§ PROVIDED RECORDS:

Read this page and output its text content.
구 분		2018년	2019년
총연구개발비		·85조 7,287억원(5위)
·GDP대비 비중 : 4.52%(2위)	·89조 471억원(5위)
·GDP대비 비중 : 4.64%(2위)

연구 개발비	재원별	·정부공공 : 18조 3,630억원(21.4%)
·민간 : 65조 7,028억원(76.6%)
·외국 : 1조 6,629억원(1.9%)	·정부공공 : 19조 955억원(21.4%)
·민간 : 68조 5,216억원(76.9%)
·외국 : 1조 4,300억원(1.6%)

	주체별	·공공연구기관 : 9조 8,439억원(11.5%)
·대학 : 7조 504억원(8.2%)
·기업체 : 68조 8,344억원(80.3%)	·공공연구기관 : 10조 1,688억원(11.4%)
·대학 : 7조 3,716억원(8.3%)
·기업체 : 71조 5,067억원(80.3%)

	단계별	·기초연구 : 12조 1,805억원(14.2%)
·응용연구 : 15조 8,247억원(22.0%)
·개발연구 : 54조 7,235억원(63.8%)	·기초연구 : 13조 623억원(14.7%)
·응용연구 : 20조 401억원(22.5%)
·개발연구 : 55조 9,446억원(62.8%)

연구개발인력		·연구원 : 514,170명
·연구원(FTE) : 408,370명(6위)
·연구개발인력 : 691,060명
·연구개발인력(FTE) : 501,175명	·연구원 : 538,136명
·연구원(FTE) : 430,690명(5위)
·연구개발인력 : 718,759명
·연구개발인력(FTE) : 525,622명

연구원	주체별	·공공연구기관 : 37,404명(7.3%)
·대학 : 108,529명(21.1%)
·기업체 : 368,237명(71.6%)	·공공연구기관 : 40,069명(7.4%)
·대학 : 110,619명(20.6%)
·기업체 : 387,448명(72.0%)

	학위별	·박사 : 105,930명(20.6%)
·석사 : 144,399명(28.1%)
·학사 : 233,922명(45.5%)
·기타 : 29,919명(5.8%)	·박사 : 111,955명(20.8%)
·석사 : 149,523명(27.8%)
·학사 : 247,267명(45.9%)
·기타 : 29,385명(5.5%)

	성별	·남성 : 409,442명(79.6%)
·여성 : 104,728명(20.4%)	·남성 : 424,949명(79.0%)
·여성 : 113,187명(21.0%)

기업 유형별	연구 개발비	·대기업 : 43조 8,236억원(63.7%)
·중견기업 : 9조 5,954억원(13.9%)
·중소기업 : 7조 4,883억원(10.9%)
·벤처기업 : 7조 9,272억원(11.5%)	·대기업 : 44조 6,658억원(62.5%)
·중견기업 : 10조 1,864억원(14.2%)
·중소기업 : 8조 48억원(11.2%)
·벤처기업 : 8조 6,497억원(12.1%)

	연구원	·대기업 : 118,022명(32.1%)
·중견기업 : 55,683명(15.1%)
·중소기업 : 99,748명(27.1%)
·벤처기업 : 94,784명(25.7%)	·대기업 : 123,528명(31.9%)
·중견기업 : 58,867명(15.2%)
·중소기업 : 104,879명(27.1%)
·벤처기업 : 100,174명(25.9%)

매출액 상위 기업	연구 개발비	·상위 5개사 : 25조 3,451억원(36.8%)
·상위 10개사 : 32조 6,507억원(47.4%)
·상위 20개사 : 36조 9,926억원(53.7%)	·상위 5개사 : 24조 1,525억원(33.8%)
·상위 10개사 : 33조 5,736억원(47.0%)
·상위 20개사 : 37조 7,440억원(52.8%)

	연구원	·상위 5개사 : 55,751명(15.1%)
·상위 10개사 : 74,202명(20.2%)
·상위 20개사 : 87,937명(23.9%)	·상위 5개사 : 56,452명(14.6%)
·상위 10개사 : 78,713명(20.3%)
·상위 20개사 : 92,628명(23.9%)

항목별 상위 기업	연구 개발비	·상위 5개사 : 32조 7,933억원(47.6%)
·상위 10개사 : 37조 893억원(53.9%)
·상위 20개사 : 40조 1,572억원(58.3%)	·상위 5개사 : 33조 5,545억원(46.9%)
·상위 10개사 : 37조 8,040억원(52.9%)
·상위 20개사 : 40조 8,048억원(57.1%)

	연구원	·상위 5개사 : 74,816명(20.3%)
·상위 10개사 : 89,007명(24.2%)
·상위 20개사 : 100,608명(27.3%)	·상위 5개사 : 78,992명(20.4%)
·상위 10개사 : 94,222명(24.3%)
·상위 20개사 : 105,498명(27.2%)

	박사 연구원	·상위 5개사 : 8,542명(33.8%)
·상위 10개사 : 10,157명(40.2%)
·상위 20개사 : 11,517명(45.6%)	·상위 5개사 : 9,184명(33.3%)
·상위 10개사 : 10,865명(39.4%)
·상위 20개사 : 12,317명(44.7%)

§ WRITTEN REQUEST:
Retype all of the data shown above, word for word.

§ RESULT:
Read this page and output its text content.
구 분		2018년	2019년
총연구개발비		·85조 7,287억원(5위)
·GDP대비 비중 : 4.52%(2위)	·89조 471억원(5위)
·GDP대비 비중 : 4.64%(2위)

연구 개발비	재원별	·정부공공 : 18조 3,630억원(21.4%)
·민간 : 65조 7,028억원(76.6%)
·외국 : 1조 6,629억원(1.9%)	·정부공공 : 19조 955억원(21.4%)
·민간 : 68조 5,216억원(76.9%)
·외국 : 1조 4,300억원(1.6%)

	주체별	·공공연구기관 : 9조 8,439억원(11.5%)
·대학 : 7조 504억원(8.2%)
·기업체 : 68조 8,344억원(80.3%)	·공공연구기관 : 10조 1,688억원(11.4%)
·대학 : 7조 3,716억원(8.3%)
·기업체 : 71조 5,067억원(80.3%)

	단계별	·기초연구 : 12조 1,805억원(14.2%)
·응용연구 : 15조 8,247억원(22.0%)
·개발연구 : 54조 7,235억원(63.8%)	·기초연구 : 13조 623억원(14.7%)
·응용연구 : 20조 401억원(22.5%)
·개발연구 : 55조 9,446억원(62.8%)

연구개발인력		·연구원 : 514,170명
·연구원(FTE) : 408,370명(6위)
·연구개발인력 : 691,060명
·연구개발인력(FTE) : 501,175명	·연구원 : 538,136명
·연구원(FTE) : 430,690명(5위)
·연구개발인력 : 718,759명
·연구개발인력(FTE) : 525,622명

연구원	주체별	·공공연구기관 : 37,404명(7.3%)
·대학 : 108,529명(21.1%)
·기업체 : 368,237명(71.6%)	·공공연구기관 : 40,069명(7.4%)
·대학 : 110,619명(20.6%)
·기업체 : 387,448명(72.0%)

	학위별	·박사 : 105,930명(20.6%)
·석사 : 144,399명(28.1%)
·학사 : 233,922명(45.5%)
·기타 : 29,919명(5.8%)	·박사 : 111,955명(20.8%)
·석사 : 149,523명(27.8%)
·학사 : 247,267명(45.9%)
·기타 : 29,385명(5.5%)

	성별	·남성 : 409,442명(79.6%)
·여성 : 104,728명(20.4%)	·남성 : 424,949명(79.0%)
·여성 : 113,187명(21.0%)

기업 유형별	연구 개발비	·대기업 : 43조 8,236억원(63.7%)
·중견기업 : 9조 5,954억원(13.9%)
·중소기업 : 7조 4,883억원(10.9%)
·벤처기업 : 7조 9,272억원(11.5%)	·대기업 : 44조 6,658억원(62.5%)
·중견기업 : 10조 1,864억원(14.2%)
·중소기업 : 8조 48억원(11.2%)
·벤처기업 : 8조 6,497억원(12.1%)

	연구원	·대기업 : 118,022명(32.1%)
·중견기업 : 55,683명(15.1%)
·중소기업 : 99,748명(27.1%)
·벤처기업 : 94,784명(25.7%)	·대기업 : 123,528명(31.9%)
·중견기업 : 58,867명(15.2%)
·중소기업 : 104,879명(27.1%)
·벤처기업 : 100,174명(25.9%)

매출액 상위 기업	연구 개발비	·상위 5개사 : 25조 3,451억원(36.8%)
·상위 10개사 : 32조 6,507억원(47.4%)
·상위 20개사 : 36조 9,926억원(53.7%)	·상위 5개사 : 24조 1,525억원(33.8%)
·상위 10개사 : 33조 5,736억원(47.0%)
·상위 20개사 : 37조 7,440억원(52.8%)

	연구원	·상위 5개사 : 55,751명(15.1%)
·상위 10개사 : 74,202명(20.2%)
·상위 20개사 : 87,937명(23.9%)	·상위 5개사 : 56,452명(14.6%)
·상위 10개사 : 78,713명(20.3%)
·상위 20개사 : 92,628명(23.9%)

항목별 상위 기업	연구 개발비	·상위 5개사 : 32조 7,933억원(47.6%)
·상위 10개사 : 37조 893억원(53.9%)
·상위 20개사 : 40조 1,572억원(58.3%)	·상위 5개사 : 33조 5,545억원(46.9%)
·상위 10개사 : 37조 8,040억원(52.9%)
·상위 20개사 : 40조 8,048억원(57.1%)

	연구원	·상위 5개사 : 74,816명(20.3%)
·상위 10개사 : 89,007명(24.2%)
·상위 20개사 : 100,608명(27.3%)	·상위 5개사 : 78,992명(20.4%)
·상위 10개사 : 94,222명(24.3%)
·상위 20개사 : 105,498명(27.2%)

	박사 연구원	·상위 5개사 : 8,542명(33.8%)
·상위 10개사 : 10,157명(40.2%)
·상위 20개사 : 11,517명(45.6%)	·상위 5개사 : 9,184명(33.3%)
·상위 10개사 : 10,865명(39.4%)
·상위 20개사 : 12,317명(44.7%)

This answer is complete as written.